— START OF Record list —
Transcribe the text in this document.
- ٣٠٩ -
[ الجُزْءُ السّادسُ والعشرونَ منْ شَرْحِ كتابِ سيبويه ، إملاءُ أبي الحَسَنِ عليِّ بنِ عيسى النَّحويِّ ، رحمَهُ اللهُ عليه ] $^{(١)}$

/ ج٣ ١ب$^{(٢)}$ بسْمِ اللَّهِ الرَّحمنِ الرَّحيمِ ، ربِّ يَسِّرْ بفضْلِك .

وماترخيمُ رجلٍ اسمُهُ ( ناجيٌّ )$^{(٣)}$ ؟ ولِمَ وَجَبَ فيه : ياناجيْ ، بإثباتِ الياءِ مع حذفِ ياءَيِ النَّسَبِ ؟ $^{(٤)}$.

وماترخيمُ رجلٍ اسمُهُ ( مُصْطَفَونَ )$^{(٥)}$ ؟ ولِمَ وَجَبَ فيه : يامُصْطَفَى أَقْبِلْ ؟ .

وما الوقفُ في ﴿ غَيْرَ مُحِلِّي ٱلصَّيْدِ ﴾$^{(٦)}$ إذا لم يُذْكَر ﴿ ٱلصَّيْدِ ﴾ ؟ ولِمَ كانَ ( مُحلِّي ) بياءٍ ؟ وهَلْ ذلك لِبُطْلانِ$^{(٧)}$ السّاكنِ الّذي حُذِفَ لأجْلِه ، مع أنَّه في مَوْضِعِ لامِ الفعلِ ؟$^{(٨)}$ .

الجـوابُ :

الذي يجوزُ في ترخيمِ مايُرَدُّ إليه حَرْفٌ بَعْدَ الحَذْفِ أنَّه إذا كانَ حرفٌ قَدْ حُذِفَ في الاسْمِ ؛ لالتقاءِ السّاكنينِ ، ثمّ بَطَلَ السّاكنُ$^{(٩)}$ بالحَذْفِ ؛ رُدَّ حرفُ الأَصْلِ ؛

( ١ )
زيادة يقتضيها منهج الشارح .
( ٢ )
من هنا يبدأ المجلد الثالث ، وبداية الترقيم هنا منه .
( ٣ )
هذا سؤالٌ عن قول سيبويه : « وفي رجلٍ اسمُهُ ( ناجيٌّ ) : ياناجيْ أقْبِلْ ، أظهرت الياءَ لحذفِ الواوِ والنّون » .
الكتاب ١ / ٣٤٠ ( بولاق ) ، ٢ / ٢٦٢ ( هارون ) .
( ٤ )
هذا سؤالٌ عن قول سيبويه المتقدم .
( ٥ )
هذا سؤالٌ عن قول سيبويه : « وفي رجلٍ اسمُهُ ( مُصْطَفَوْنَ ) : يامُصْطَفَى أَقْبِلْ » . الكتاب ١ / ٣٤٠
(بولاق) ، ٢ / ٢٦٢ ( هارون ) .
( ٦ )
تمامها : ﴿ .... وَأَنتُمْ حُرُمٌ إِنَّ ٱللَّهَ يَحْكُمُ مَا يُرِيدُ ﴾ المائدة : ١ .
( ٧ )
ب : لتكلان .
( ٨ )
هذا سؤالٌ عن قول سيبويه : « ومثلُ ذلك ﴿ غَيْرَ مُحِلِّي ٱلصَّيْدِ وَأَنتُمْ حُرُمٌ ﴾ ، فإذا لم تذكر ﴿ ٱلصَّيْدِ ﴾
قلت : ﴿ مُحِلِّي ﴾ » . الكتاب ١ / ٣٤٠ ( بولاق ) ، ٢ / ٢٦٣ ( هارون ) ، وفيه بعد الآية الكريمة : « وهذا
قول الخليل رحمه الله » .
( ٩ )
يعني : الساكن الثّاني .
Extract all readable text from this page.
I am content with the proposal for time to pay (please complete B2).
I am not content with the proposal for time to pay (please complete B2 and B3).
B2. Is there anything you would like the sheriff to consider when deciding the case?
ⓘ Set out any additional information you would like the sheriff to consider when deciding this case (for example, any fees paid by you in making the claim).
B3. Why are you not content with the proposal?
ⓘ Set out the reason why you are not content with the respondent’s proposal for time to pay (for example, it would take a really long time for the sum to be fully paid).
— END OF Record list —
• [Set task]: Print every line of the records exactly. Omit nothing.

• [Expected output]:
Transcribe the text in this document.
- ٣٠٩ -
[ الجُزْءُ السّادسُ والعشرونَ منْ شَرْحِ كتابِ سيبويه ، إملاءُ أبي الحَسَنِ عليِّ بنِ عيسى النَّحويِّ ، رحمَهُ اللهُ عليه ] $^{(١)}$

/ ج٣ ١ب$^{(٢)}$ بسْمِ اللَّهِ الرَّحمنِ الرَّحيمِ ، ربِّ يَسِّرْ بفضْلِك .

وماترخيمُ رجلٍ اسمُهُ ( ناجيٌّ )$^{(٣)}$ ؟ ولِمَ وَجَبَ فيه : ياناجيْ ، بإثباتِ الياءِ مع حذفِ ياءَيِ النَّسَبِ ؟ $^{(٤)}$.

وماترخيمُ رجلٍ اسمُهُ ( مُصْطَفَونَ )$^{(٥)}$ ؟ ولِمَ وَجَبَ فيه : يامُصْطَفَى أَقْبِلْ ؟ .

وما الوقفُ في ﴿ غَيْرَ مُحِلِّي ٱلصَّيْدِ ﴾$^{(٦)}$ إذا لم يُذْكَر ﴿ ٱلصَّيْدِ ﴾ ؟ ولِمَ كانَ ( مُحلِّي ) بياءٍ ؟ وهَلْ ذلك لِبُطْلانِ$^{(٧)}$ السّاكنِ الّذي حُذِفَ لأجْلِه ، مع أنَّه في مَوْضِعِ لامِ الفعلِ ؟$^{(٨)}$ .

الجـوابُ :

الذي يجوزُ في ترخيمِ مايُرَدُّ إليه حَرْفٌ بَعْدَ الحَذْفِ أنَّه إذا كانَ حرفٌ قَدْ حُذِفَ في الاسْمِ ؛ لالتقاءِ السّاكنينِ ، ثمّ بَطَلَ السّاكنُ$^{(٩)}$ بالحَذْفِ ؛ رُدَّ حرفُ الأَصْلِ ؛

( ١ )
زيادة يقتضيها منهج الشارح .
( ٢ )
من هنا يبدأ المجلد الثالث ، وبداية الترقيم هنا منه .
( ٣ )
هذا سؤالٌ عن قول سيبويه : « وفي رجلٍ اسمُهُ ( ناجيٌّ ) : ياناجيْ أقْبِلْ ، أظهرت الياءَ لحذفِ الواوِ والنّون » .
الكتاب ١ / ٣٤٠ ( بولاق ) ، ٢ / ٢٦٢ ( هارون ) .
( ٤ )
هذا سؤالٌ عن قول سيبويه المتقدم .
( ٥ )
هذا سؤالٌ عن قول سيبويه : « وفي رجلٍ اسمُهُ ( مُصْطَفَوْنَ ) : يامُصْطَفَى أَقْبِلْ » . الكتاب ١ / ٣٤٠
(بولاق) ، ٢ / ٢٦٢ ( هارون ) .
( ٦ )
تمامها : ﴿ .... وَأَنتُمْ حُرُمٌ إِنَّ ٱللَّهَ يَحْكُمُ مَا يُرِيدُ ﴾ المائدة : ١ .
( ٧ )
ب : لتكلان .
( ٨ )
هذا سؤالٌ عن قول سيبويه : « ومثلُ ذلك ﴿ غَيْرَ مُحِلِّي ٱلصَّيْدِ وَأَنتُمْ حُرُمٌ ﴾ ، فإذا لم تذكر ﴿ ٱلصَّيْدِ ﴾
قلت : ﴿ مُحِلِّي ﴾ » . الكتاب ١ / ٣٤٠ ( بولاق ) ، ٢ / ٢٦٣ ( هارون ) ، وفيه بعد الآية الكريمة : « وهذا
قول الخليل رحمه الله » .
( ٩ )
يعني : الساكن الثّاني .
Extract all readable text from this page.
I am content with the proposal for time to pay (please complete B2).
I am not content with the proposal for time to pay (please complete B2 and B3).
B2. Is there anything you would like the sheriff to consider when deciding the case?
ⓘ Set out any additional information you would like the sheriff to consider when deciding this case (for example, any fees paid by you in making the claim).
B3. Why are you not content with the proposal?
ⓘ Set out the reason why you are not content with the respondent’s proposal for time to pay (for example, it would take a really long time for the sum to be fully paid).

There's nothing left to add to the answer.